▶ What to do
Print the complete set of entries exactly.

▶ Source material

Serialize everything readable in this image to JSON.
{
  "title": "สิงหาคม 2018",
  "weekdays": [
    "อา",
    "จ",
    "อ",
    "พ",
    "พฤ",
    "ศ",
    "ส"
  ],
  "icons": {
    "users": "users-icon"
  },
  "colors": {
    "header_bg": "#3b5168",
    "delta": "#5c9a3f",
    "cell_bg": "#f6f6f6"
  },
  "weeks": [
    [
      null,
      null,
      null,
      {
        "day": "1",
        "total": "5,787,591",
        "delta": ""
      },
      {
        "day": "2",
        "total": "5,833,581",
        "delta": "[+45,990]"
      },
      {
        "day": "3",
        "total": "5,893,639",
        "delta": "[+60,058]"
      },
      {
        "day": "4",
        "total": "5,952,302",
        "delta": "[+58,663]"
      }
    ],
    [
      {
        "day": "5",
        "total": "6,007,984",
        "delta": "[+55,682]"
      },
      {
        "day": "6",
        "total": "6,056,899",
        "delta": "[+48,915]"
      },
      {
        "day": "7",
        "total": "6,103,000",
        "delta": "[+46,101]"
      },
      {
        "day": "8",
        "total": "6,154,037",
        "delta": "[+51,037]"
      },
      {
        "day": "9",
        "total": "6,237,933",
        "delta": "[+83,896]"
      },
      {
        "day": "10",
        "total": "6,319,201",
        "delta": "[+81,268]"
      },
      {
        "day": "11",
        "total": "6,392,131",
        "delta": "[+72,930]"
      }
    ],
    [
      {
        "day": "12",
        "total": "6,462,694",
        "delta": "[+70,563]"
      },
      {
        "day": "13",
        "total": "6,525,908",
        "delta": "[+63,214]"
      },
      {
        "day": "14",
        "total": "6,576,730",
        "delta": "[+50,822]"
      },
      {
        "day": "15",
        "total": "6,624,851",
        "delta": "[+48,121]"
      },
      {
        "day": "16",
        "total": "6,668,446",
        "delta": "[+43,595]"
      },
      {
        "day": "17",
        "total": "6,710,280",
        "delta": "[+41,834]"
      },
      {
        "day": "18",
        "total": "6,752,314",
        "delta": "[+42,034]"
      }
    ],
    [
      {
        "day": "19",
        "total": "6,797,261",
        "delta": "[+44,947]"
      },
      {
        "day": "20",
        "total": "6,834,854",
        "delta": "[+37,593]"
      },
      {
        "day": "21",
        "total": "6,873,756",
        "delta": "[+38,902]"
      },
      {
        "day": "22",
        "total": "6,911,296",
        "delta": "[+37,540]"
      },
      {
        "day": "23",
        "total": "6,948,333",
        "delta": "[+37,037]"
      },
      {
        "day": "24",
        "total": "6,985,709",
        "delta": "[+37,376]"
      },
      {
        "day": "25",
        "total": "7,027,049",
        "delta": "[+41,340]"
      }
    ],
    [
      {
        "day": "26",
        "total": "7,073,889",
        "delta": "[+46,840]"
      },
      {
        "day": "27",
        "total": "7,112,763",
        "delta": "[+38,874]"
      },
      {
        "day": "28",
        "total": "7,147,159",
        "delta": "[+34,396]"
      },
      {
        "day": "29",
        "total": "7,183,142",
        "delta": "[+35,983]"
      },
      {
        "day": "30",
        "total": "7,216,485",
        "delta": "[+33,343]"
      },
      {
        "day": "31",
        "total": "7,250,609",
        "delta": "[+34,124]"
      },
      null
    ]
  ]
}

▶ Exercise solution
Serialize everything readable in this image to JSON.
{
  "title": "สิงหาคม 2018",
  "weekdays": [
    "อา",
    "จ",
    "อ",
    "พ",
    "พฤ",
    "ศ",
    "ส"
  ],
  "icons": {
    "users": "users-icon"
  },
  "colors": {
    "header_bg": "#3b5168",
    "delta": "#5c9a3f",
    "cell_bg": "#f6f6f6"
  },
  "weeks": [
    [
      null,
      null,
      null,
      {
        "day": "1",
        "total": "5,787,591",
        "delta": ""
      },
      {
        "day": "2",
        "total": "5,833,581",
        "delta": "[+45,990]"
      },
      {
        "day": "3",
        "total": "5,893,639",
        "delta": "[+60,058]"
      },
      {
        "day": "4",
        "total": "5,952,302",
        "delta": "[+58,663]"
      }
    ],
    [
      {
        "day": "5",
        "total": "6,007,984",
        "delta": "[+55,682]"
      },
      {
        "day": "6",
        "total": "6,056,899",
        "delta": "[+48,915]"
      },
      {
        "day": "7",
        "total": "6,103,000",
        "delta": "[+46,101]"
      },
      {
        "day": "8",
        "total": "6,154,037",
        "delta": "[+51,037]"
      },
      {
        "day": "9",
        "total": "6,237,933",
        "delta": "[+83,896]"
      },
      {
        "day": "10",
        "total": "6,319,201",
        "delta": "[+81,268]"
      },
      {
        "day": "11",
        "total": "6,392,131",
        "delta": "[+72,930]"
      }
    ],
    [
      {
        "day": "12",
        "total": "6,462,694",
        "delta": "[+70,563]"
      },
      {
        "day": "13",
        "total": "6,525,908",
        "delta": "[+63,214]"
      },
      {
        "day": "14",
        "total": "6,576,730",
        "delta": "[+50,822]"
      },
      {
        "day": "15",
        "total": "6,624,851",
        "delta": "[+48,121]"
      },
      {
        "day": "16",
        "total": "6,668,446",
        "delta": "[+43,595]"
      },
      {
        "day": "17",
        "total": "6,710,280",
        "delta": "[+41,834]"
      },
      {
        "day": "18",
        "total": "6,752,314",
        "delta": "[+42,034]"
      }
    ],
    [
      {
        "day": "19",
        "total": "6,797,261",
        "delta": "[+44,947]"
      },
      {
        "day": "20",
        "total": "6,834,854",
        "delta": "[+37,593]"
      },
      {
        "day": "21",
        "total": "6,873,756",
        "delta": "[+38,902]"
      },
      {
        "day": "22",
        "total": "6,911,296",
        "delta": "[+37,540]"
      },
      {
        "day": "23",
        "total": "6,948,333",
        "delta": "[+37,037]"
      },
      {
        "day": "24",
        "total": "6,985,709",
        "delta": "[+37,376]"
      },
      {
        "day": "25",
        "total": "7,027,049",
        "delta": "[+41,340]"
      }
    ],
    [
      {
        "day": "26",
        "total": "7,073,889",
        "delta": "[+46,840]"
      },
      {
        "day": "27",
        "total": "7,112,763",
        "delta": "[+38,874]"
      },
      {
        "day": "28",
        "total": "7,147,159",
        "delta": "[+34,396]"
      },
      {
        "day": "29",
        "total": "7,183,142",
        "delta": "[+35,983]"
      },
      {
        "day": "30",
        "total": "7,216,485",
        "delta": "[+33,343]"
      },
      {
        "day": "31",
        "total": "7,250,609",
        "delta": "[+34,124]"
      },
      null
    ]
  ]
}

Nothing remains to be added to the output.